INSTRUCTIONS FOR THE TASK.
Make an exact copy of each entry, leaving out every picture.

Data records
______

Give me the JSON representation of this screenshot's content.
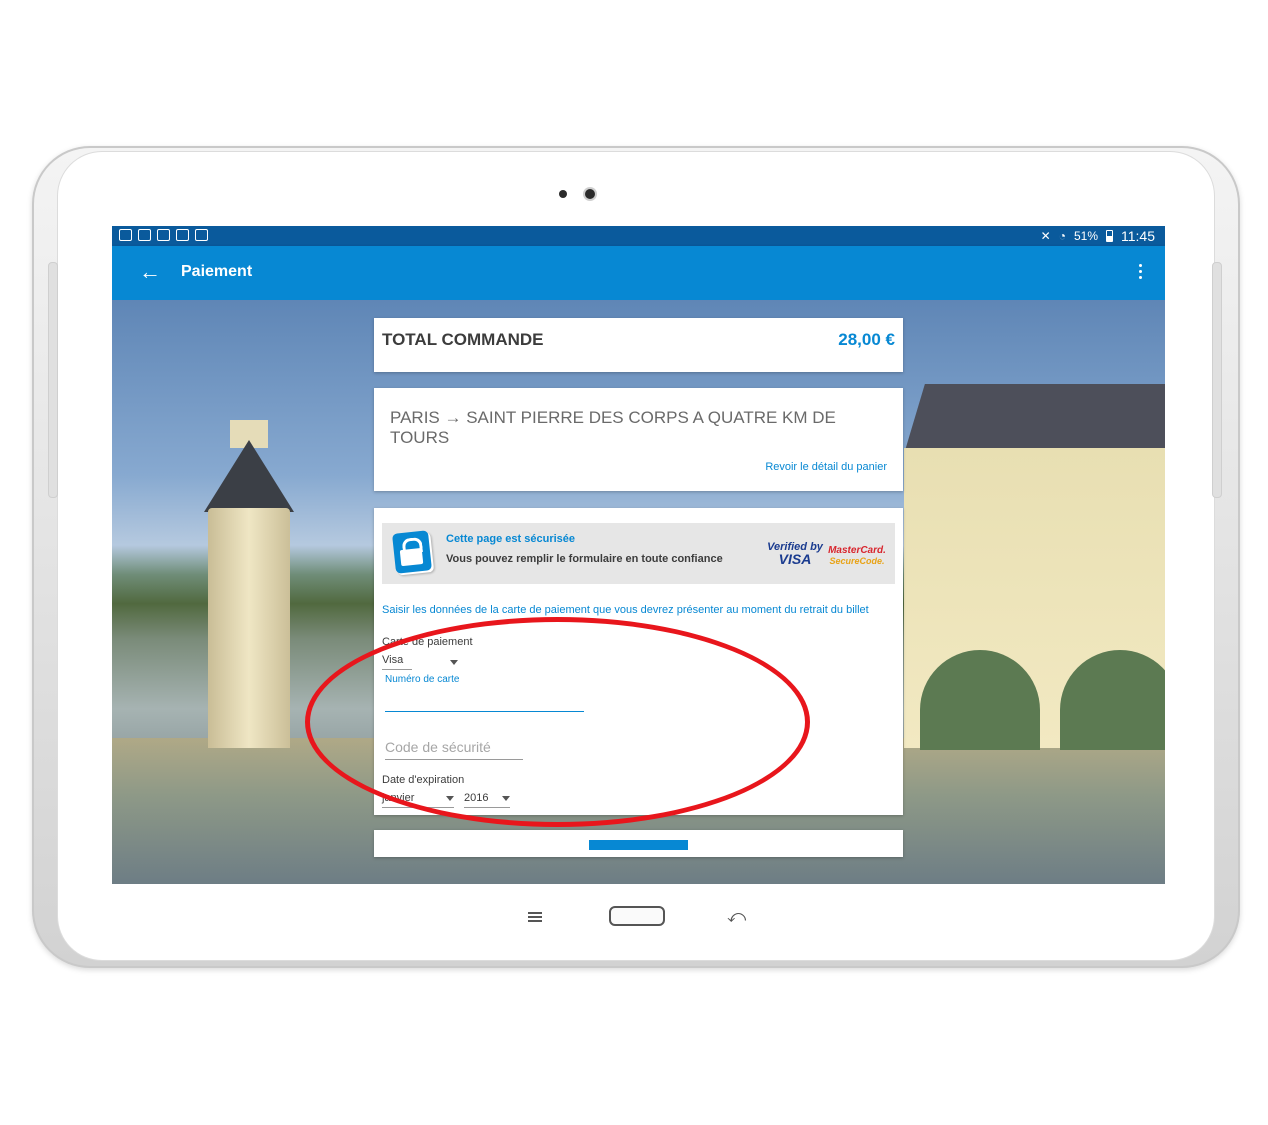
{
  "statusbar": {
    "battery": "51%",
    "time": "11:45",
    "notification_icons": [
      "image-icon",
      "dropbox-icon",
      "clipboard-check-icon",
      "clipboard-icon",
      "clipboard-icon"
    ],
    "right_icons": [
      "mute-icon",
      "wifi-icon",
      "battery-icon"
    ]
  },
  "appbar": {
    "title": "Paiement"
  },
  "order": {
    "total_label": "TOTAL COMMANDE",
    "total_amount": "28,00 €"
  },
  "trip": {
    "title": "PARIS → SAINT PIERRE DES CORPS  A QUATRE KM DE TOURS",
    "detail_link": "Revoir le détail du panier"
  },
  "security": {
    "title": "Cette page est sécurisée",
    "text": "Vous pouvez remplir le formulaire en toute confiance",
    "verified_by": "Verified by",
    "visa": "VISA",
    "mastercard": "MasterCard.",
    "securecode": "SecureCode."
  },
  "form": {
    "instructions": "Saisir les données de la carte de paiement que vous devrez présenter au moment du retrait du billet",
    "card_type_label": "Carte de paiement",
    "card_type_value": "Visa",
    "card_number_label": "Numéro de carte",
    "card_number_value": "",
    "security_code_placeholder": "Code de sécurité",
    "expiry_label": "Date d'expiration",
    "expiry_month": "janvier",
    "expiry_year": "2016"
  },
  "colors": {
    "primary": "#0788d3",
    "statusbar": "#0a5a9c",
    "annotation": "#e8161c"
  }
}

______

WRITTEN REPLY.
Give me the JSON representation of this screenshot's content.
{
  "statusbar": {
    "battery": "51%",
    "time": "11:45",
    "notification_icons": [
      "image-icon",
      "dropbox-icon",
      "clipboard-check-icon",
      "clipboard-icon",
      "clipboard-icon"
    ],
    "right_icons": [
      "mute-icon",
      "wifi-icon",
      "battery-icon"
    ]
  },
  "appbar": {
    "title": "Paiement"
  },
  "order": {
    "total_label": "TOTAL COMMANDE",
    "total_amount": "28,00 €"
  },
  "trip": {
    "title": "PARIS → SAINT PIERRE DES CORPS  A QUATRE KM DE TOURS",
    "detail_link": "Revoir le détail du panier"
  },
  "security": {
    "title": "Cette page est sécurisée",
    "text": "Vous pouvez remplir le formulaire en toute confiance",
    "verified_by": "Verified by",
    "visa": "VISA",
    "mastercard": "MasterCard.",
    "securecode": "SecureCode."
  },
  "form": {
    "instructions": "Saisir les données de la carte de paiement que vous devrez présenter au moment du retrait du billet",
    "card_type_label": "Carte de paiement",
    "card_type_value": "Visa",
    "card_number_label": "Numéro de carte",
    "card_number_value": "",
    "security_code_placeholder": "Code de sécurité",
    "expiry_label": "Date d'expiration",
    "expiry_month": "janvier",
    "expiry_year": "2016"
  },
  "colors": {
    "primary": "#0788d3",
    "statusbar": "#0a5a9c",
    "annotation": "#e8161c"
  }
}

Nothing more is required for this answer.